### GOAL
Print the records below word for word, but leave out the pictures.

......

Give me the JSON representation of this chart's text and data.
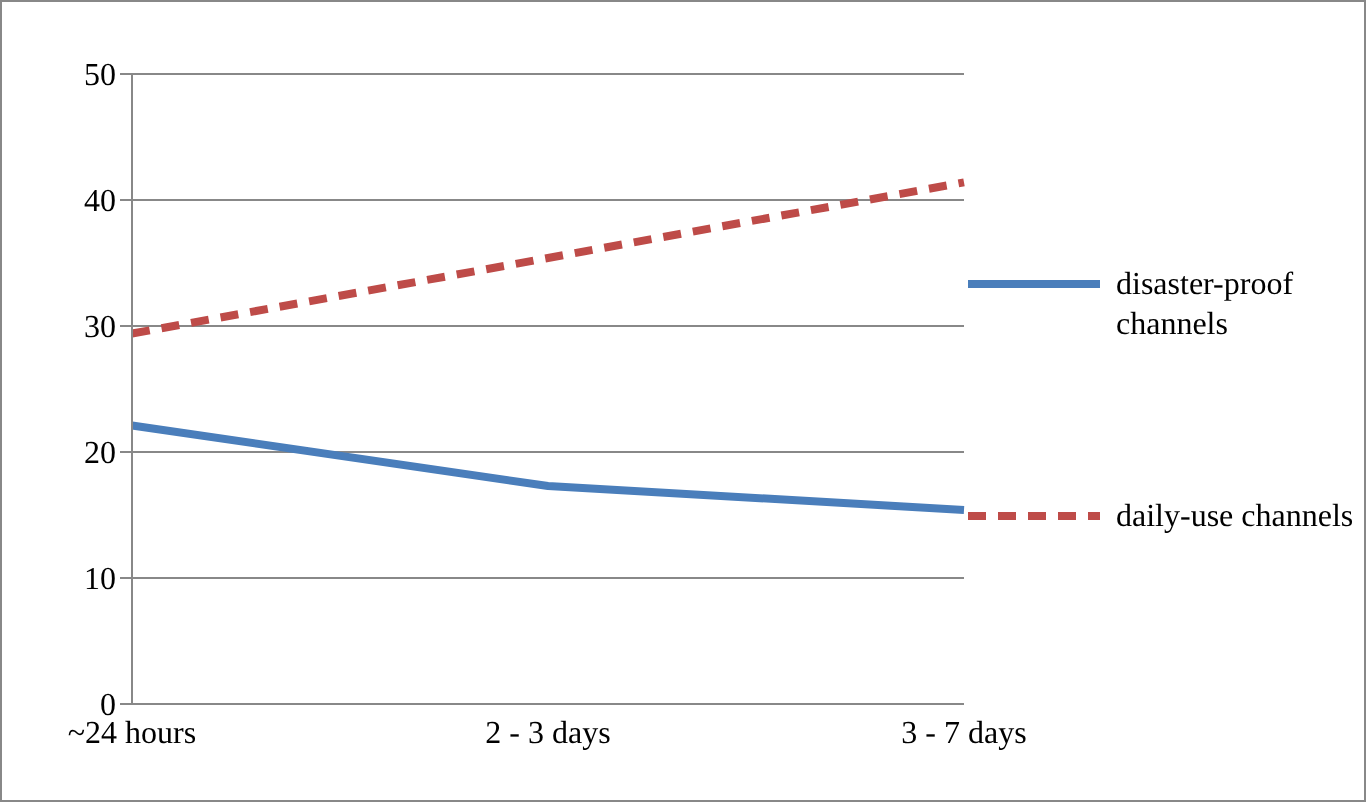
{
  "chart_data": {
    "type": "line",
    "categories": [
      "~24 hours",
      "2 - 3 days",
      "3 - 7 days"
    ],
    "series": [
      {
        "name": "disaster-proof channels",
        "color": "#4a7ebb",
        "values": [
          22.1,
          17.3,
          15.4
        ],
        "line_style": "solid"
      },
      {
        "name": "daily-use channels",
        "color": "#be4b48",
        "values": [
          29.4,
          35.4,
          41.4
        ],
        "line_style": "dashed"
      }
    ],
    "ylim": [
      0,
      50
    ],
    "yticks": [
      0,
      10,
      20,
      30,
      40,
      50
    ],
    "grid": "y",
    "legend": "right",
    "marker": "none"
  }
}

......

### SOLUTION TO THE PROBLEM
Give me the JSON representation of this chart's text and data.
{
  "chart_data": {
    "type": "line",
    "categories": [
      "~24 hours",
      "2 - 3 days",
      "3 - 7 days"
    ],
    "series": [
      {
        "name": "disaster-proof channels",
        "color": "#4a7ebb",
        "values": [
          22.1,
          17.3,
          15.4
        ],
        "line_style": "solid"
      },
      {
        "name": "daily-use channels",
        "color": "#be4b48",
        "values": [
          29.4,
          35.4,
          41.4
        ],
        "line_style": "dashed"
      }
    ],
    "ylim": [
      0,
      50
    ],
    "yticks": [
      0,
      10,
      20,
      30,
      40,
      50
    ],
    "grid": "y",
    "legend": "right",
    "marker": "none"
  }
}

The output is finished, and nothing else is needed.